**TASK DATA:**
· · · · ·
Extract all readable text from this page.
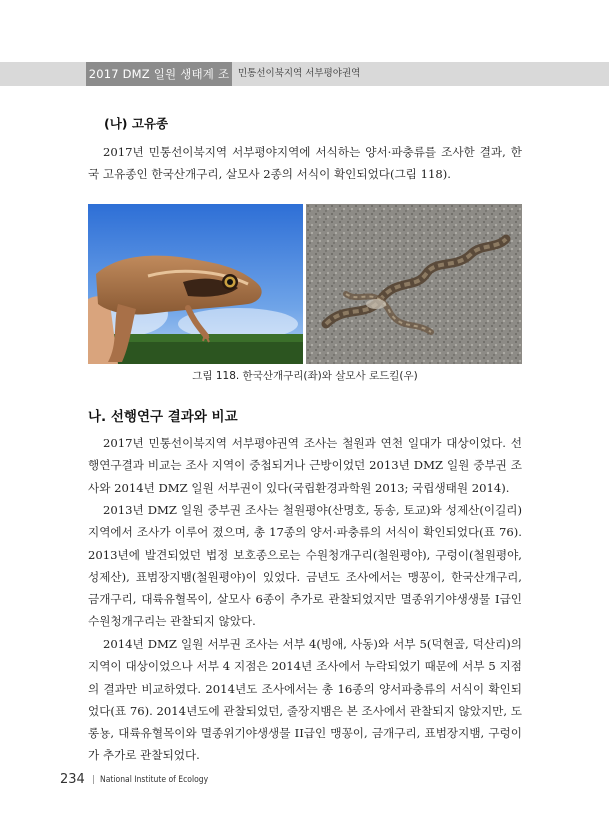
2017 DMZ 일원 생태계 조사
민통선이북지역 서부평야권역
(나) 고유종
2017년 민통선이북지역 서부평야지역에 서식하는 양서·파충류를 조사한 결과, 한국 고유종인 한국산개구리, 살모사 2종의 서식이 확인되었다(그림 118).
그림 118. 한국산개구리(좌)와 살모사 로드킬(우)
나. 선행연구 결과와 비교
2017년 민통선이북지역 서부평야권역 조사는 철원과 연천 일대가 대상이었다. 선행연구결과 비교는 조사 지역이 중첩되거나 근방이었던 2013년 DMZ 일원 중부권 조사와 2014년 DMZ 일원 서부권이 있다(국립환경과학원 2013; 국립생태원 2014).
2013년 DMZ 일원 중부권 조사는 철원평야(산명호, 동송, 토교)와 성제산(이길리) 지역에서 조사가 이루어 졌으며, 총 17종의 양서·파충류의 서식이 확인되었다(표 76). 2013년에 발견되었던 법정 보호종으로는 수원청개구리(철원평야), 구렁이(철원평야, 성제산), 표범장지뱀(철원평야)이 있었다. 금년도 조사에서는 맹꽁이, 한국산개구리, 금개구리, 대륙유혈목이, 살모사 6종이 추가로 관찰되었지만 멸종위기야생생물 I급인 수원청개구리는 관찰되지 않았다.
2014년 DMZ 일원 서부권 조사는 서부 4(빙애, 사동)와 서부 5(덕현골, 덕산리)의 지역이 대상이었으나 서부 4 지점은 2014년 조사에서 누락되었기 때문에 서부 5 지점의 결과만 비교하였다. 2014년도 조사에서는 총 16종의 양서파충류의 서식이 확인되었다(표 76). 2014년도에 관찰되었던, 줄장지뱀은 본 조사에서 관찰되지 않았지만, 도롱뇽, 대륙유혈목이와 멸종위기야생생물 II급인 맹꽁이, 금개구리, 표범장지뱀, 구렁이가 추가로 관찰되었다.
234 | National Institute of Ecology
· · · · ·
**TO DO:**
Reproduce each record from above exactly; pictures do not belong in the copy.

**ANSWER TO THIS TASK:**
Extract all readable text from this page.
2017 DMZ 일원 생태계 조사
민통선이북지역 서부평야권역
(나) 고유종
2017년 민통선이북지역 서부평야지역에 서식하는 양서·파충류를 조사한 결과, 한국 고유종인 한국산개구리, 살모사 2종의 서식이 확인되었다(그림 118).
그림 118. 한국산개구리(좌)와 살모사 로드킬(우)
나. 선행연구 결과와 비교
2017년 민통선이북지역 서부평야권역 조사는 철원과 연천 일대가 대상이었다. 선행연구결과 비교는 조사 지역이 중첩되거나 근방이었던 2013년 DMZ 일원 중부권 조사와 2014년 DMZ 일원 서부권이 있다(국립환경과학원 2013; 국립생태원 2014).
2013년 DMZ 일원 중부권 조사는 철원평야(산명호, 동송, 토교)와 성제산(이길리) 지역에서 조사가 이루어 졌으며, 총 17종의 양서·파충류의 서식이 확인되었다(표 76). 2013년에 발견되었던 법정 보호종으로는 수원청개구리(철원평야), 구렁이(철원평야, 성제산), 표범장지뱀(철원평야)이 있었다. 금년도 조사에서는 맹꽁이, 한국산개구리, 금개구리, 대륙유혈목이, 살모사 6종이 추가로 관찰되었지만 멸종위기야생생물 I급인 수원청개구리는 관찰되지 않았다.
2014년 DMZ 일원 서부권 조사는 서부 4(빙애, 사동)와 서부 5(덕현골, 덕산리)의 지역이 대상이었으나 서부 4 지점은 2014년 조사에서 누락되었기 때문에 서부 5 지점의 결과만 비교하였다. 2014년도 조사에서는 총 16종의 양서파충류의 서식이 확인되었다(표 76). 2014년도에 관찰되었던, 줄장지뱀은 본 조사에서 관찰되지 않았지만, 도롱뇽, 대륙유혈목이와 멸종위기야생생물 II급인 맹꽁이, 금개구리, 표범장지뱀, 구렁이가 추가로 관찰되었다.
234 | National Institute of Ecology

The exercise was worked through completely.